▶ **QUESTIONS**:
[a] Translate the following sentence from the passage on CBRS into Spanish: "HarvestBeam uses CBRS to deliver fixed wireless broadband to rural homes across eastern North Carolina."
[b] Reproduce the passage on CBRS verbatim from "HarvestBeam uses CBRS" up to and including "the band nearby.".

HarvestBeam uses CBRS to deliver fixed wireless broadband to rural homes across eastern North Carolina.

In 2015, the FCC voted to open the 3.5 GHz spectrum band, known as the Citizens Broadband Radio Service (CBRS), for both licensed and unlicensed use. Ever since, CBRS has facilitated innovation and been a powerful tool in delivering clever connectivity solutions. By opening the band to shared use, regulators have been able to virtually “expand the pie” of available spectrum as the wireless ecosystem faces a spectrum crunch.

CBRS is a designated spectrum band open for shared use, allowing it to power private networks in military warehouses, stadiums, campuses, and airports and more. It does this while protecting important users already operating in the band, which always gets signal priority should the incumbent user, often the Department of Defense (DoD), be using the band nearby.

Using CBRS to connect rural communities

An example of how CBRS is being used to solve tricky connectivity issues comes from HarvestBeam, a rural broadband provider servicing eastern North Carolina.

HarvestBeam connects rural and spread-out communities across vast terrain via a fixed-wireless access (FWA) network, a solution that traditional broadband providers have used for years.

  • Usually, FWA broadband is delivered by relaying wireless signals using unlicensed spectrum from tower to tower and finally to the premises, instead of through miles of wires.

▶ **SUPPLIED RECORDS**:
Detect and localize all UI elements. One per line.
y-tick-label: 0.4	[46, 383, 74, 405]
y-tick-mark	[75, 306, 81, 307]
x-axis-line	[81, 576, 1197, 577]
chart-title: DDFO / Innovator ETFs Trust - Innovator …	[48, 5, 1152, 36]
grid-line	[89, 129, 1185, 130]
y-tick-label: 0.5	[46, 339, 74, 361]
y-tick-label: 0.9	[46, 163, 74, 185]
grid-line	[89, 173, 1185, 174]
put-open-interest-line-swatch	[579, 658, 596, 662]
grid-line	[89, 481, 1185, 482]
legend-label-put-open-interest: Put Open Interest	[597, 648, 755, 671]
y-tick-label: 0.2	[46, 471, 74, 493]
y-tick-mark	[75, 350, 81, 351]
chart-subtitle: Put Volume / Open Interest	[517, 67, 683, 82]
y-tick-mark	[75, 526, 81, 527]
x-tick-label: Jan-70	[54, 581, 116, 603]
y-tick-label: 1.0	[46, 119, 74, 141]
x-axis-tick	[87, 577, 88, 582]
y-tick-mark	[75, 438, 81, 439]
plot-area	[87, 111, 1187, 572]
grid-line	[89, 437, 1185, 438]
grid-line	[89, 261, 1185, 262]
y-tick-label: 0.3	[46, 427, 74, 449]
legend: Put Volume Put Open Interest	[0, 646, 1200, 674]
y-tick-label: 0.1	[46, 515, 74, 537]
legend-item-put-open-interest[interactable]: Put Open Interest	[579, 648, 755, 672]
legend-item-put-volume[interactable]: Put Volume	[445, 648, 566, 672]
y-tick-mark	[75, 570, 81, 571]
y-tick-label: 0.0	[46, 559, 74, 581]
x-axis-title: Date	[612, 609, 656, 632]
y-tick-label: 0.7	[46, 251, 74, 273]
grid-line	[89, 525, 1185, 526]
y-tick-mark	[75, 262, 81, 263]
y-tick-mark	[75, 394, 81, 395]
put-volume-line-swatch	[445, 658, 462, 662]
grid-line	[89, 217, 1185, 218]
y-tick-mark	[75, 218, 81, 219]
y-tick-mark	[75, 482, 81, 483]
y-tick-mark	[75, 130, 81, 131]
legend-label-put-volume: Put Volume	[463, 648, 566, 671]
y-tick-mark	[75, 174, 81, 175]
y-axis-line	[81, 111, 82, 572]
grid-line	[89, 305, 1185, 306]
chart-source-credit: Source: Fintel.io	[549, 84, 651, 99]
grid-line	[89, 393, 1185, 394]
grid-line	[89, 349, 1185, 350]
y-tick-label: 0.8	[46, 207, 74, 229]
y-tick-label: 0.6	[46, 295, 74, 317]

▶ **OUTPUTS BY TASK**:
[a] HarvestBeam utiliza CBRS para ofrecer banda ancha inalámbrica fija a hogares rurales en todo el este de Carolina del Norte.

[b]
HarvestBeam uses CBRS to deliver fixed wireless broadband to rural homes across eastern North Carolina.

In 2015, the FCC voted to open the 3.5 GHz spectrum band, known as the Citizens Broadband Radio Service (CBRS), for both licensed and unlicensed use. Ever since, CBRS has facilitated innovation and been a powerful tool in delivering clever connectivity solutions. By opening the band to shared use, regulators have been able to virtually “expand the pie” of available spectrum as the wireless ecosystem faces a spectrum crunch.

CBRS is a designated spectrum band open for shared use, allowing it to power private networks in military warehouses, stadiums, campuses, and airports and more. It does this while protecting important users already operating in the band, which always gets signal priority should the incumbent user, often the Department of Defense (DoD), be using the band nearby.